The request: Locate all lines with the word "можно". Copy them.

Extracted data:
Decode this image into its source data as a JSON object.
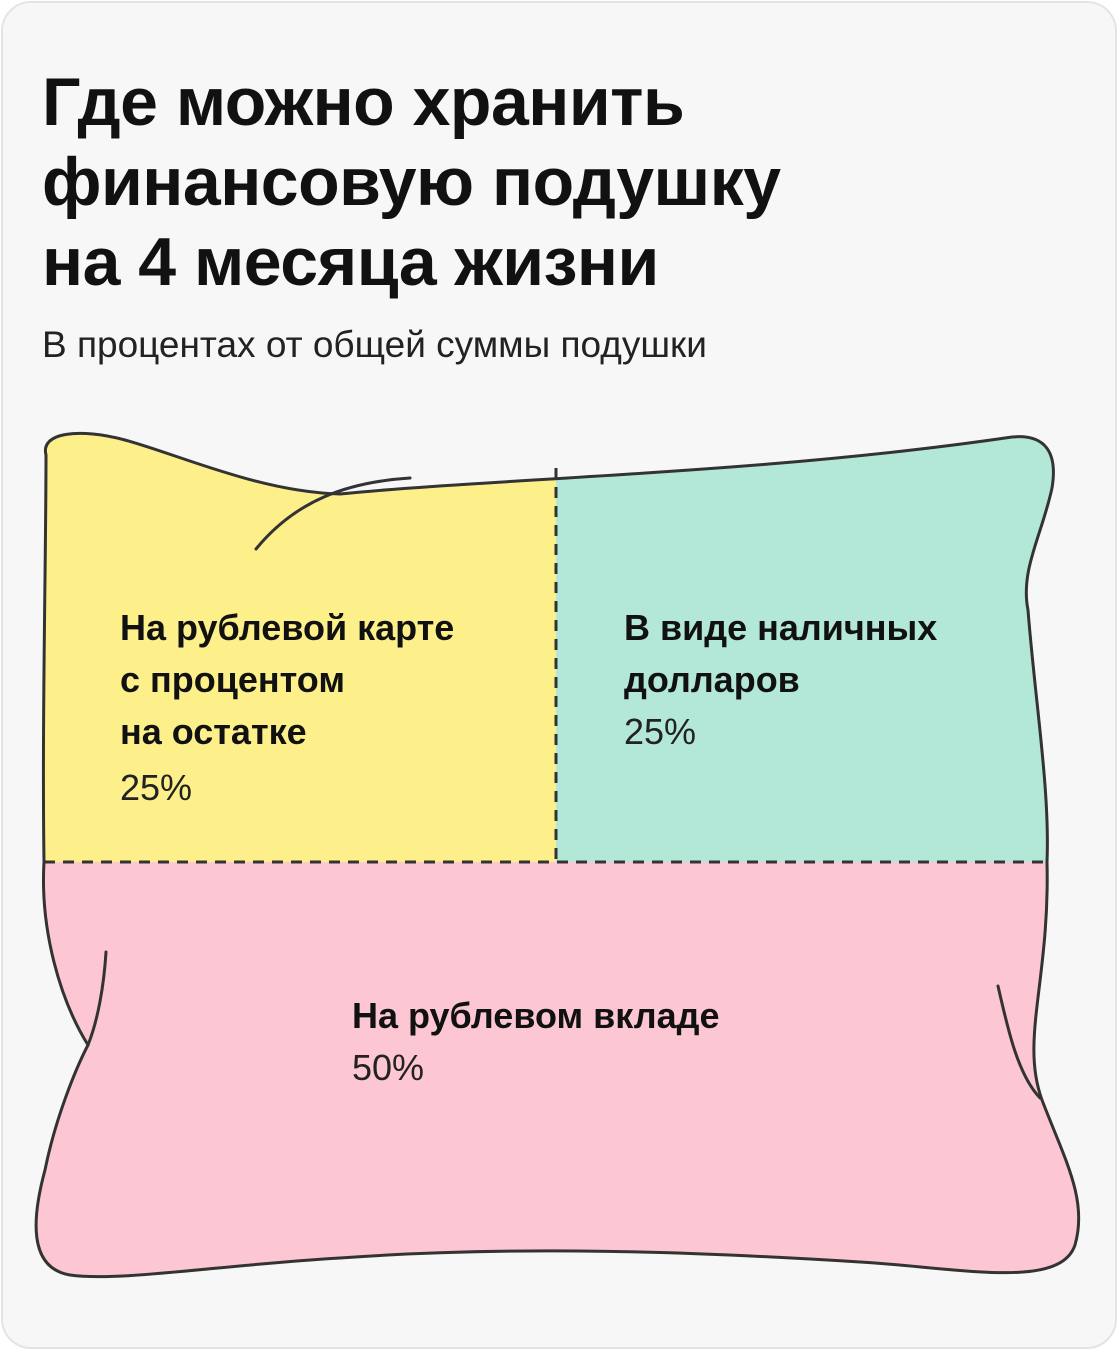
{
  "title_lines": [
    "Где можно хранить",
    "финансовую подушку",
    "на 4 месяца жизни"
  ],
  "subtitle": "В процентах от общей суммы подушки",
  "colors": {
    "card_background": "#f7f7f7",
    "outline": "#333333",
    "rub_card": "#fdf08a",
    "cash_usd": "#b3e8d9",
    "rub_deposit": "#fcc7d2"
  },
  "chart_data": {
    "type": "treemap",
    "title": "Где можно хранить финансовую подушку на 4 месяца жизни",
    "subtitle": "В процентах от общей суммы подушки",
    "unit": "%",
    "segments": [
      {
        "name_lines": [
          "На рублевой карте",
          "с процентом",
          "на остатке"
        ],
        "value": 25,
        "value_label": "25%",
        "color": "#fdf08a"
      },
      {
        "name_lines": [
          "В виде наличных",
          "долларов"
        ],
        "value": 25,
        "value_label": "25%",
        "color": "#b3e8d9"
      },
      {
        "name_lines": [
          "На рублевом вкладе"
        ],
        "value": 50,
        "value_label": "50%",
        "color": "#fcc7d2"
      }
    ]
  }
}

Finished exercise:
    "Где можно хранить",
    "title": "Где можно хранить финансовую подушку на 4 месяца жизни",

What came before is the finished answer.